---- PROVIDED ENTRIES

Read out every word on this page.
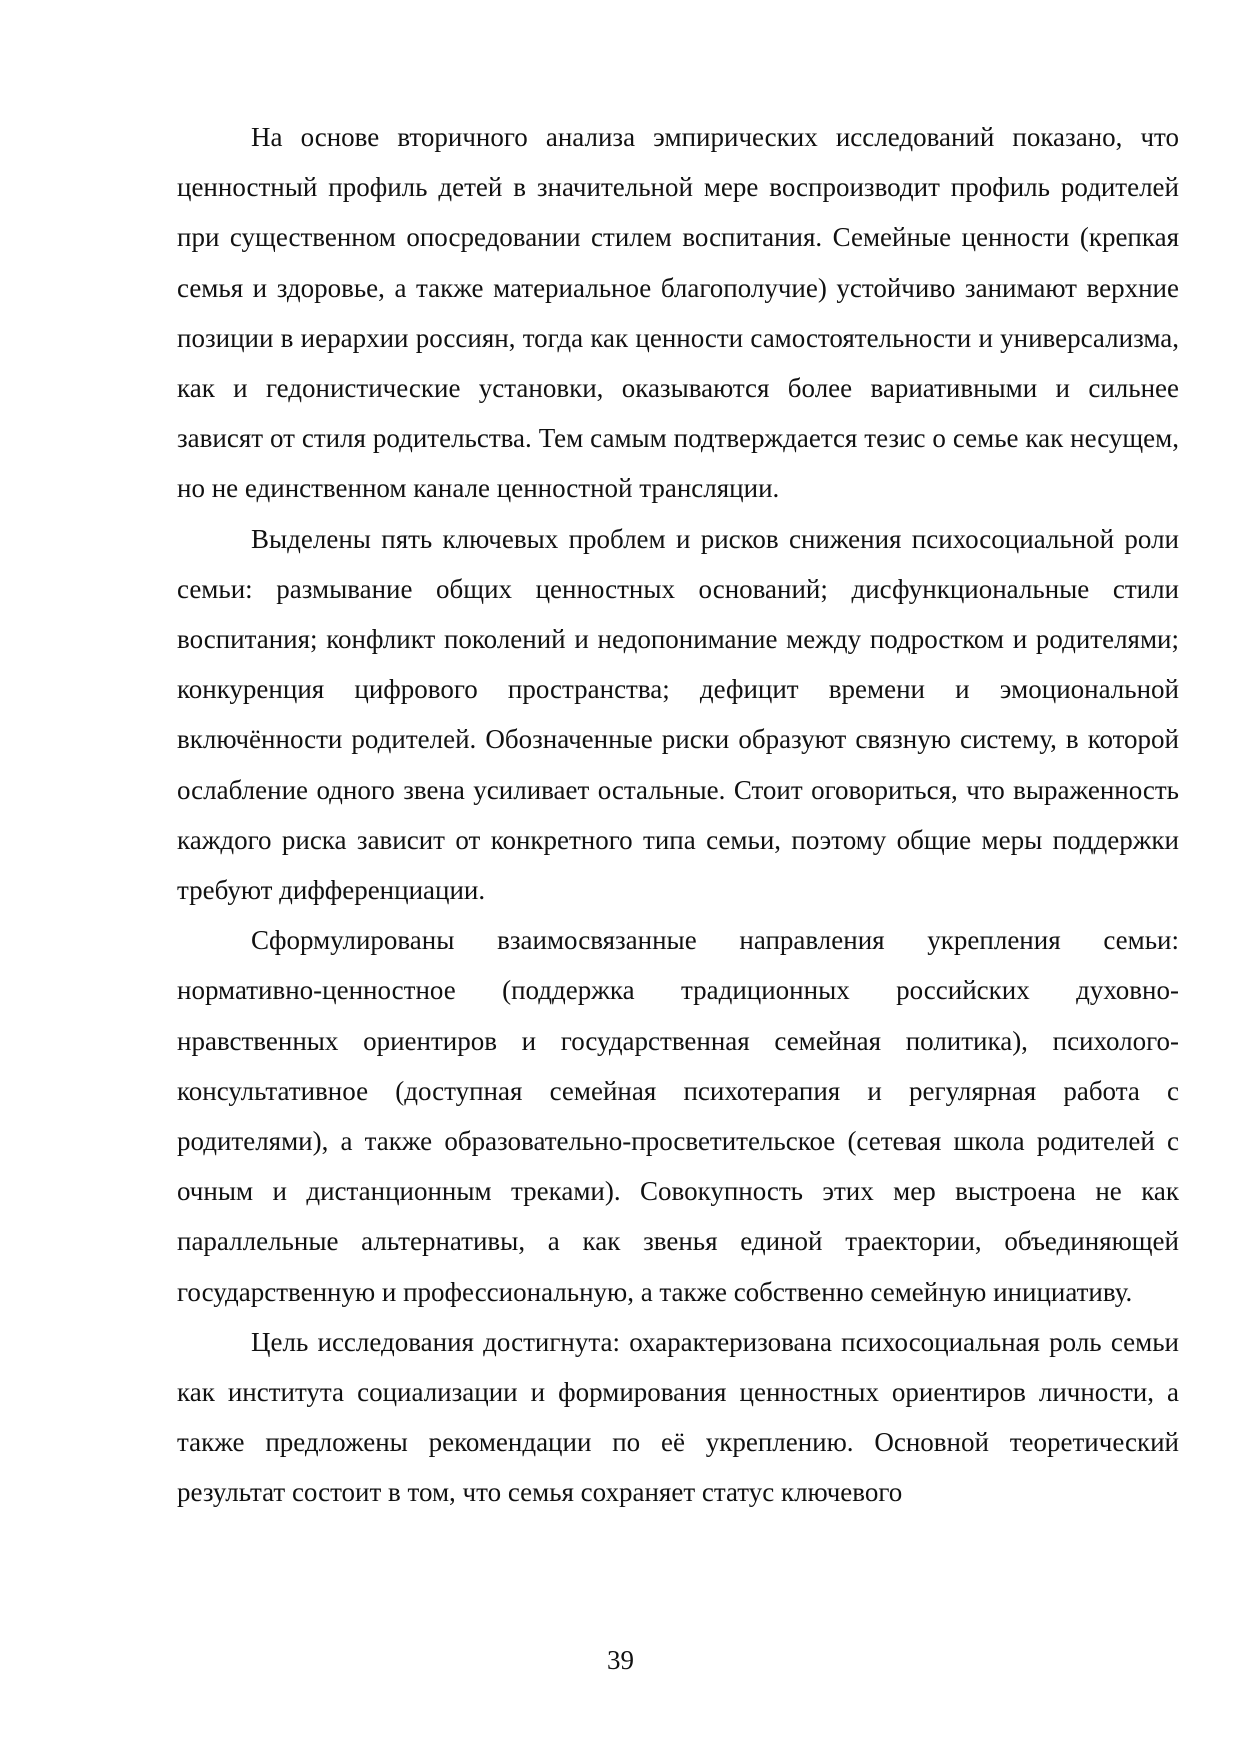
На основе вторичного анализа эмпирических исследований показано, что ценностный профиль детей в значительной мере воспроизводит профиль родителей при существенном опосредовании стилем воспитания. Семейные ценности (крепкая семья и здоровье, а также материальное благополучие) устойчиво занимают верхние позиции в иерархии россиян, тогда как ценности самостоятельности и универсализма, как и гедонистические установки, оказываются более вариативными и сильнее зависят от стиля родительства. Тем самым подтверждается тезис о семье как несущем, но не единственном канале ценностной трансляции.

Выделены пять ключевых проблем и рисков снижения психосоциальной роли семьи: размывание общих ценностных оснований; дисфункциональные стили воспитания; конфликт поколений и недопонимание между подростком и родителями; конкуренция цифрового пространства; дефицит времени и эмоциональной включённости родителей. Обозначенные риски образуют связную систему, в которой ослабление одного звена усиливает остальные. Стоит оговориться, что выраженность каждого риска зависит от конкретного типа семьи, поэтому общие меры поддержки требуют дифференциации.

Сформулированы взаимосвязанные направления укрепления семьи: нормативно-ценностное (поддержка традиционных российских духовно-нравственных ориентиров и государственная семейная политика), психолого-консультативное (доступная семейная психотерапия и регулярная работа с родителями), а также образовательно-просветительское (сетевая школа родителей с очным и дистанционным треками). Совокупность этих мер выстроена не как параллельные альтернативы, а как звенья единой траектории, объединяющей государственную и профессиональную, а также собственно семейную инициативу.

Цель исследования достигнута: охарактеризована психосоциальная роль семьи как института социализации и формирования ценностных ориентиров личности, а также предложены рекомендации по её укреплению. Основной теоретический результат состоит в том, что семья сохраняет статус ключевого

39
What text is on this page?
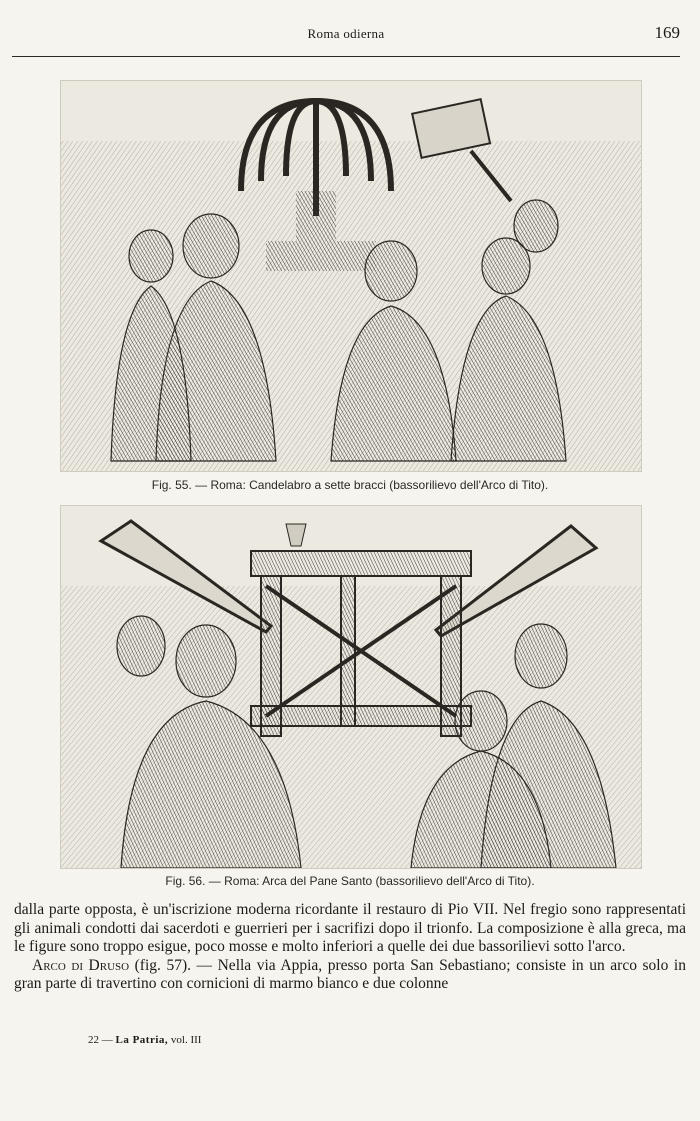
Roma odierna	169
Fig. 55. — Roma: Candelabro a sette bracci (bassorilievo dell'Arco di Tito).
Fig. 56. — Roma: Arca del Pane Santo (bassorilievo dell'Arco di Tito).

dalla parte opposta, è un'iscrizione moderna ricordante il restauro di Pio VII. Nel fregio sono rappresentati gli animali condotti dai sacerdoti e guerrieri per i sacrifizi dopo il trionfo. La composizione è alla greca, ma le figure sono troppo esigue, poco mosse e molto inferiori a quelle dei due bassorilievi sotto l'arco.

Arco di Druso (fig. 57). — Nella via Appia, presso porta San Sebastiano; consiste in un arco solo in gran parte di travertino con cornicioni di marmo bianco e due colonne

22 — La Patria, vol. III
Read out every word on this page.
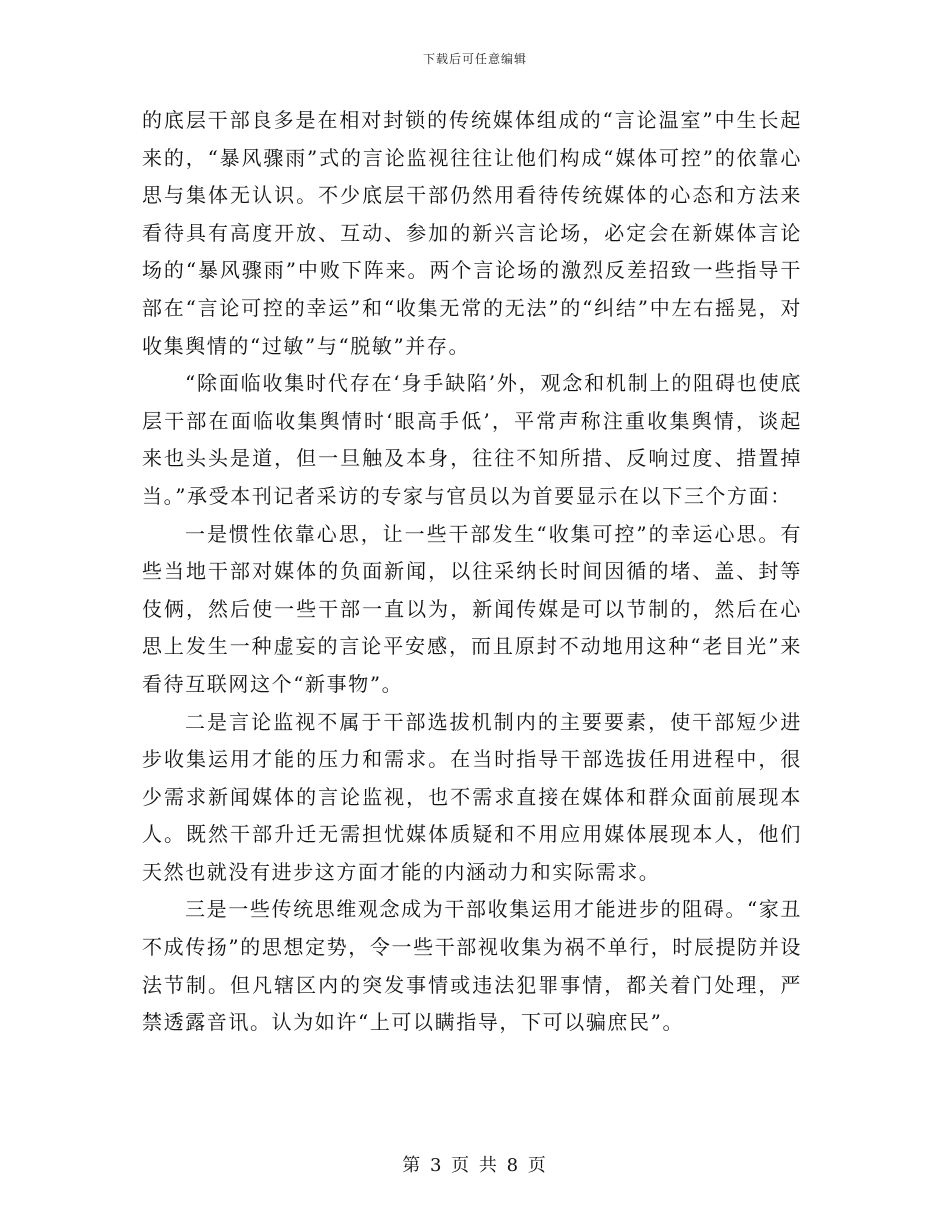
下载后可任意编辑

的底层干部良多是在相对封锁的传统媒体组成的“言论温室”中生长起来的，“暴风骤雨”式的言论监视往往让他们构成“媒体可控”的依靠心思与集体无认识。不少底层干部仍然用看待传统媒体的心态和方法来看待具有高度开放、互动、参加的新兴言论场，必定会在新媒体言论场的“暴风骤雨”中败下阵来。两个言论场的激烈反差招致一些指导干部在“言论可控的幸运”和“收集无常的无法”的“纠结”中左右摇晃，对收集舆情的“过敏”与“脱敏”并存。

“除面临收集时代存在‘身手缺陷’外，观念和机制上的阻碍也使底层干部在面临收集舆情时‘眼高手低’，平常声称注重收集舆情，谈起来也头头是道，但一旦触及本身，往往不知所措、反响过度、措置掉当。”承受本刊记者采访的专家与官员以为首要显示在以下三个方面：

一是惯性依靠心思，让一些干部发生“收集可控”的幸运心思。有些当地干部对媒体的负面新闻，以往采纳长时间因循的堵、盖、封等伎俩，然后使一些干部一直以为，新闻传媒是可以节制的，然后在心思上发生一种虚妄的言论平安感，而且原封不动地用这种“老目光”来看待互联网这个“新事物”。

二是言论监视不属于干部选拔机制内的主要要素，使干部短少进步收集运用才能的压力和需求。在当时指导干部选拔任用进程中，很少需求新闻媒体的言论监视，也不需求直接在媒体和群众面前展现本人。既然干部升迁无需担忧媒体质疑和不用应用媒体展现本人，他们天然也就没有进步这方面才能的内涵动力和实际需求。

三是一些传统思维观念成为干部收集运用才能进步的阻碍。“家丑不成传扬”的思想定势，令一些干部视收集为祸不单行，时辰提防并设法节制。但凡辖区内的突发事情或违法犯罪事情，都关着门处理，严禁透露音讯。认为如许“上可以瞒指导，下可以骗庶民”。

第 3 页 共 8 页
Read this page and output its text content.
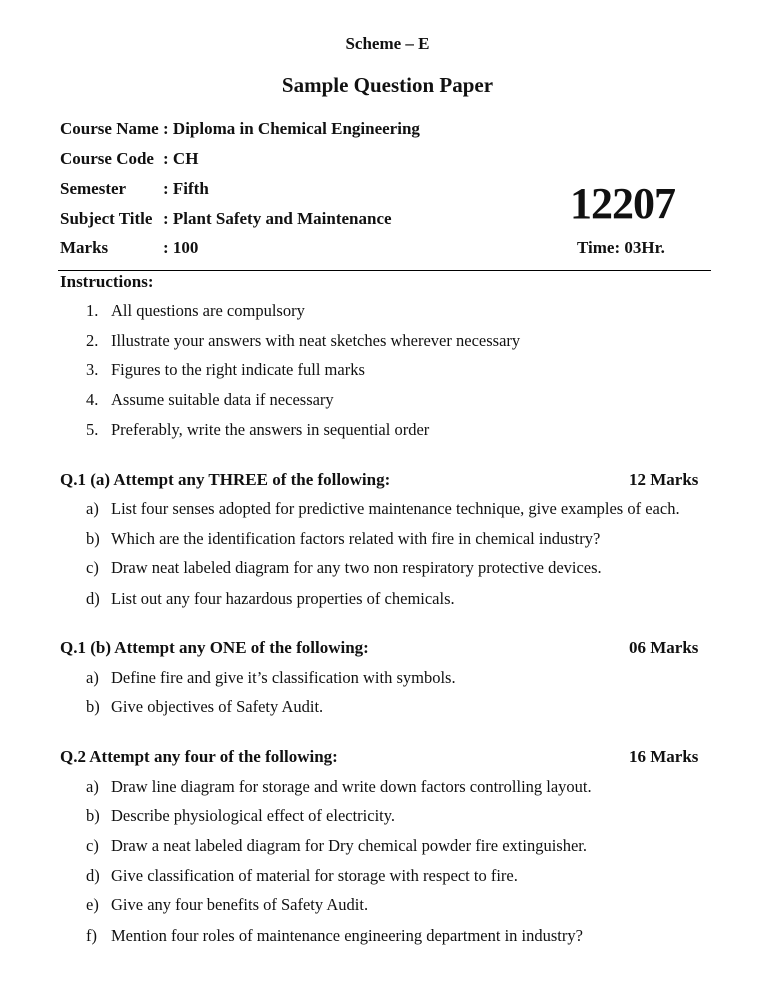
Scheme – E
Sample Question Paper
Course Name : Diploma in Chemical Engineering
Course Code : CH
Semester : Fifth
Subject Title : Plant Safety and Maintenance
Marks	: 100
12207
Time: 03Hr.
Instructions:
1. All questions are compulsory
2. Illustrate your answers with neat sketches wherever necessary
3. Figures to the right indicate full marks
4. Assume suitable data if necessary
5. Preferably, write the answers in sequential order
Q.1 (a) Attempt any THREE of the following:	12 Marks
a) List four senses adopted for predictive maintenance technique, give examples of each.
b) Which are the identification factors related with fire in chemical industry?
c) Draw neat labeled diagram for any two non respiratory protective devices.
d) List out any four hazardous properties of chemicals.
Q.1 (b) Attempt any ONE of the following:	06 Marks
a) Define fire and give it’s classification with symbols.
b) Give objectives of Safety Audit.
Q.2 Attempt any four of the following:	16 Marks
a) Draw line diagram for storage and write down factors controlling layout.
b) Describe physiological effect of electricity.
c) Draw a neat labeled diagram for Dry chemical powder fire extinguisher.
d) Give classification of material for storage with respect to fire.
e) Give any four benefits of Safety Audit.
f) Mention four roles of maintenance engineering department in industry?
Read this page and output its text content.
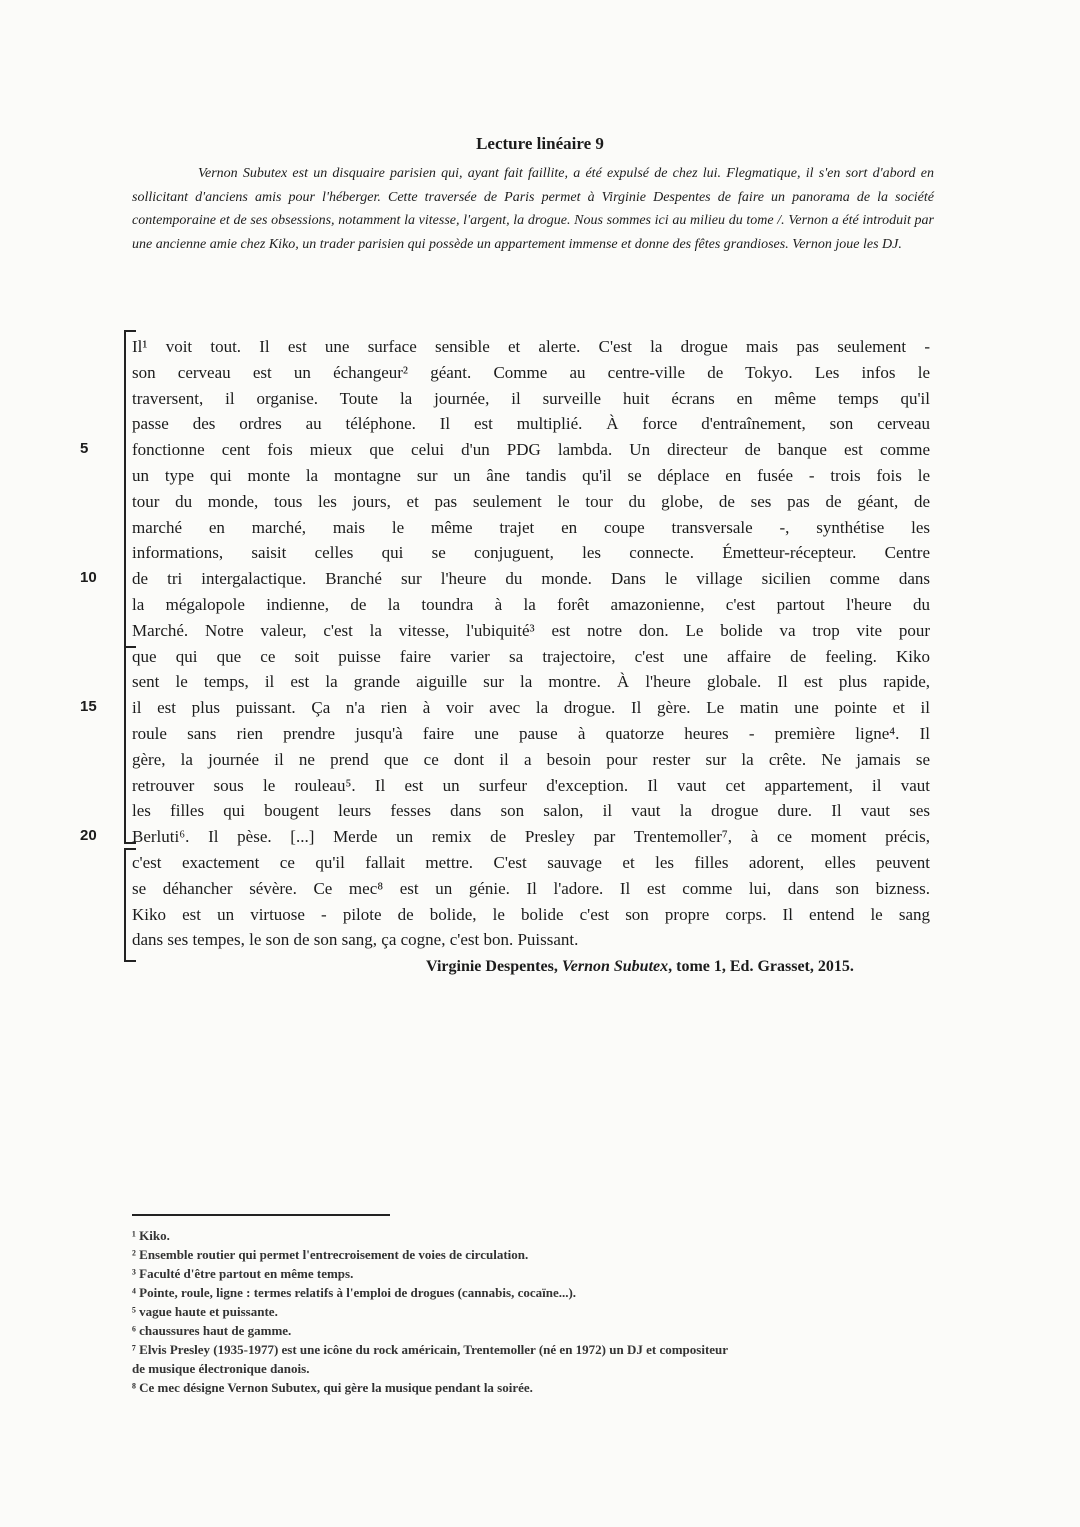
Lecture linéaire 9
Vernon Subutex est un disquaire parisien qui, ayant fait faillite, a été expulsé de chez lui. Flegmatique, il s'en sort d'abord en sollicitant d'anciens amis pour l'héberger. Cette traversée de Paris permet à Virginie Despentes de faire un panorama de la société contemporaine et de ses obsessions, notamment la vitesse, l'argent, la drogue. Nous sommes ici au milieu du tome /. Vernon a été introduit par une ancienne amie chez Kiko, un trader parisien qui possède un appartement immense et donne des fêtes grandioses. Vernon joue les DJ.
5
10
15
20
Il¹ voit tout. Il est une surface sensible et alerte. C'est la drogue mais pas seulement -
son cerveau est un échangeur² géant. Comme au centre-ville de Tokyo. Les infos le
traversent, il organise. Toute la journée, il surveille huit écrans en même temps qu'il
passe des ordres au téléphone. Il est multiplié. À force d'entraînement, son cerveau
fonctionne cent fois mieux que celui d'un PDG lambda. Un directeur de banque est comme
un type qui monte la montagne sur un âne tandis qu'il se déplace en fusée - trois fois le
tour du monde, tous les jours, et pas seulement le tour du globe, de ses pas de géant, de
marché en marché, mais le même trajet en coupe transversale -, synthétise les
informations, saisit celles qui se conjuguent, les connecte. Émetteur-récepteur. Centre
de tri intergalactique. Branché sur l'heure du monde. Dans le village sicilien comme dans
la mégalopole indienne, de la toundra à la forêt amazonienne, c'est partout l'heure du
Marché. Notre valeur, c'est la vitesse, l'ubiquité³ est notre don. Le bolide va trop vite pour
que qui que ce soit puisse faire varier sa trajectoire, c'est une affaire de feeling. Kiko
sent le temps, il est la grande aiguille sur la montre. À l'heure globale. Il est plus rapide,
il est plus puissant. Ça n'a rien à voir avec la drogue. Il gère. Le matin une pointe et il
roule sans rien prendre jusqu'à faire une pause à quatorze heures - première ligne⁴. Il
gère, la journée il ne prend que ce dont il a besoin pour rester sur la crête. Ne jamais se
retrouver sous le rouleau⁵. Il est un surfeur d'exception. Il vaut cet appartement, il vaut
les filles qui bougent leurs fesses dans son salon, il vaut la drogue dure. Il vaut ses
Berluti⁶. Il pèse. [...] Merde un remix de Presley par Trentemoller⁷, à ce moment précis,
c'est exactement ce qu'il fallait mettre. C'est sauvage et les filles adorent, elles peuvent
se déhancher sévère. Ce mec⁸ est un génie. Il l'adore. Il est comme lui, dans son bizness.
Kiko est un virtuose - pilote de bolide, le bolide c'est son propre corps. Il entend le sang
dans ses tempes, le son de son sang, ça cogne, c'est bon. Puissant.
Virginie Despentes, Vernon Subutex, tome 1, Ed. Grasset, 2015.
¹ Kiko.
² Ensemble routier qui permet l'entrecroisement de voies de circulation.
³ Faculté d'être partout en même temps.
⁴ Pointe, roule, ligne : termes relatifs à l'emploi de drogues (cannabis, cocaïne...).
⁵ vague haute et puissante.
⁶ chaussures haut de gamme.
⁷ Elvis Presley (1935-1977) est une icône du rock américain, Trentemoller (né en 1972) un DJ et compositeur
de musique électronique danois.
⁸ Ce mec désigne Vernon Subutex, qui gère la musique pendant la soirée.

--------

__GOAL OF THE EXERCISE__:
Your answer should be a single number: the count of lines in the entries that contain the word "industry".

__TASK OUTPUT__:
2